---- LISTING

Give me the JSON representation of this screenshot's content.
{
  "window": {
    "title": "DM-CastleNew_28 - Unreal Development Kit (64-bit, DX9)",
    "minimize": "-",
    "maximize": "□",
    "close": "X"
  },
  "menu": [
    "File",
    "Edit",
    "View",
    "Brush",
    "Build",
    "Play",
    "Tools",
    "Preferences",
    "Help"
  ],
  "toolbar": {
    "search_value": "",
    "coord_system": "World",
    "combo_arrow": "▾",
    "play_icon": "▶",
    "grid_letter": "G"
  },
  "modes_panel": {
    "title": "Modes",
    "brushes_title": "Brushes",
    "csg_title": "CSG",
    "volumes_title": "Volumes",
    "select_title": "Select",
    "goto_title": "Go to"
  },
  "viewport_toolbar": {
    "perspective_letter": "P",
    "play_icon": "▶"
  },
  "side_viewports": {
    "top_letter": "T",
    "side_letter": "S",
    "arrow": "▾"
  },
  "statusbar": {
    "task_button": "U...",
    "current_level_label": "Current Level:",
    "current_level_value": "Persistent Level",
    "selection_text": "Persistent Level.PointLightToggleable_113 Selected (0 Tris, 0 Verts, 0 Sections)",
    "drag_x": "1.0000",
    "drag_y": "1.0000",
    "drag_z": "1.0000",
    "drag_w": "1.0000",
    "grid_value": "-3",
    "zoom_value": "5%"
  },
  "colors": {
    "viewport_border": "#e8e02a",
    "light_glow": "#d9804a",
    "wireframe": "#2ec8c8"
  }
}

--------
---- LISTING

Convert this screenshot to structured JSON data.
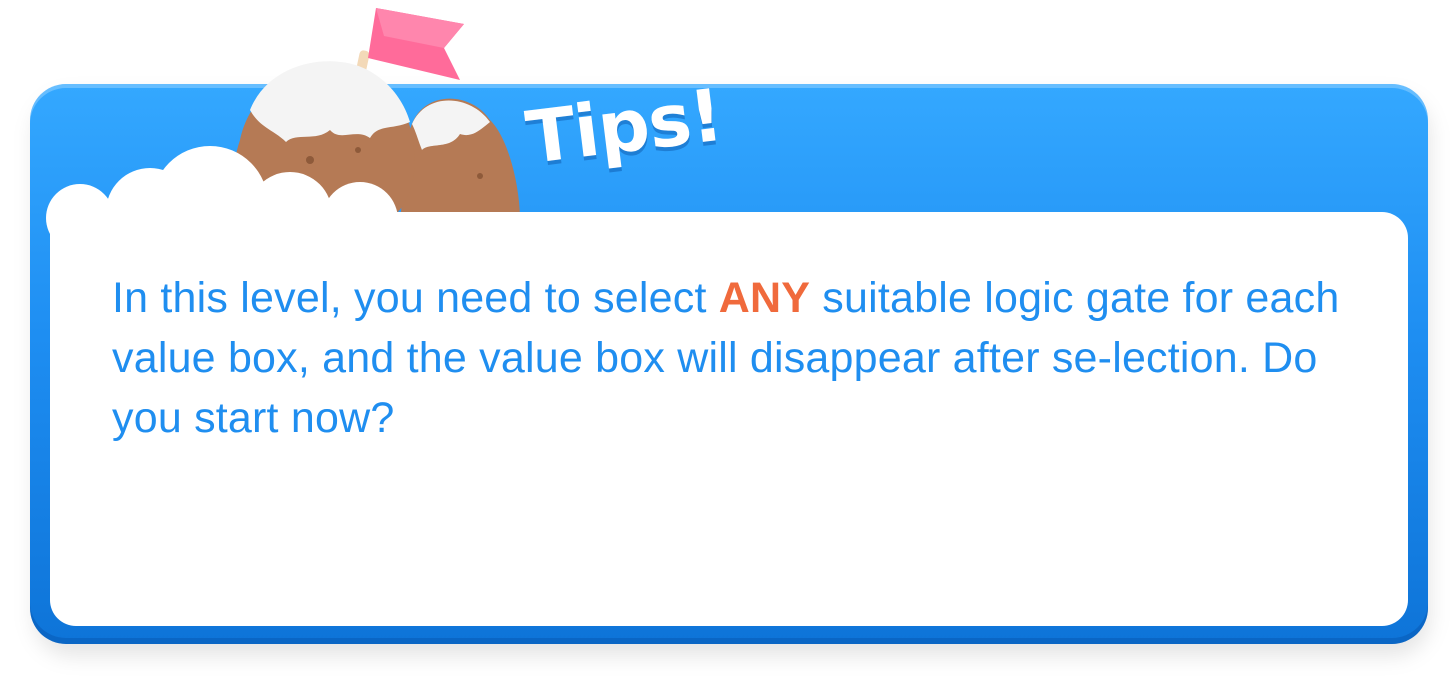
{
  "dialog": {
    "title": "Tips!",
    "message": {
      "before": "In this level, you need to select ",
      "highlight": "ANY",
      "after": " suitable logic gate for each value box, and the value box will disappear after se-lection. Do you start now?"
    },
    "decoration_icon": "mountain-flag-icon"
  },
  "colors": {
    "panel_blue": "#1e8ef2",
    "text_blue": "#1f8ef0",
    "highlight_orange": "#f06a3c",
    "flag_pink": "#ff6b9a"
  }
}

--------

■ **SHORT TASK**
Search the data above for the string "this" and return every line that has it.

■ **TASK ANSWER**
Give me the JSON representation of this screenshot's content.
Convert this screenshot to structured JSON data.
      "before": "In this level, you need to select ",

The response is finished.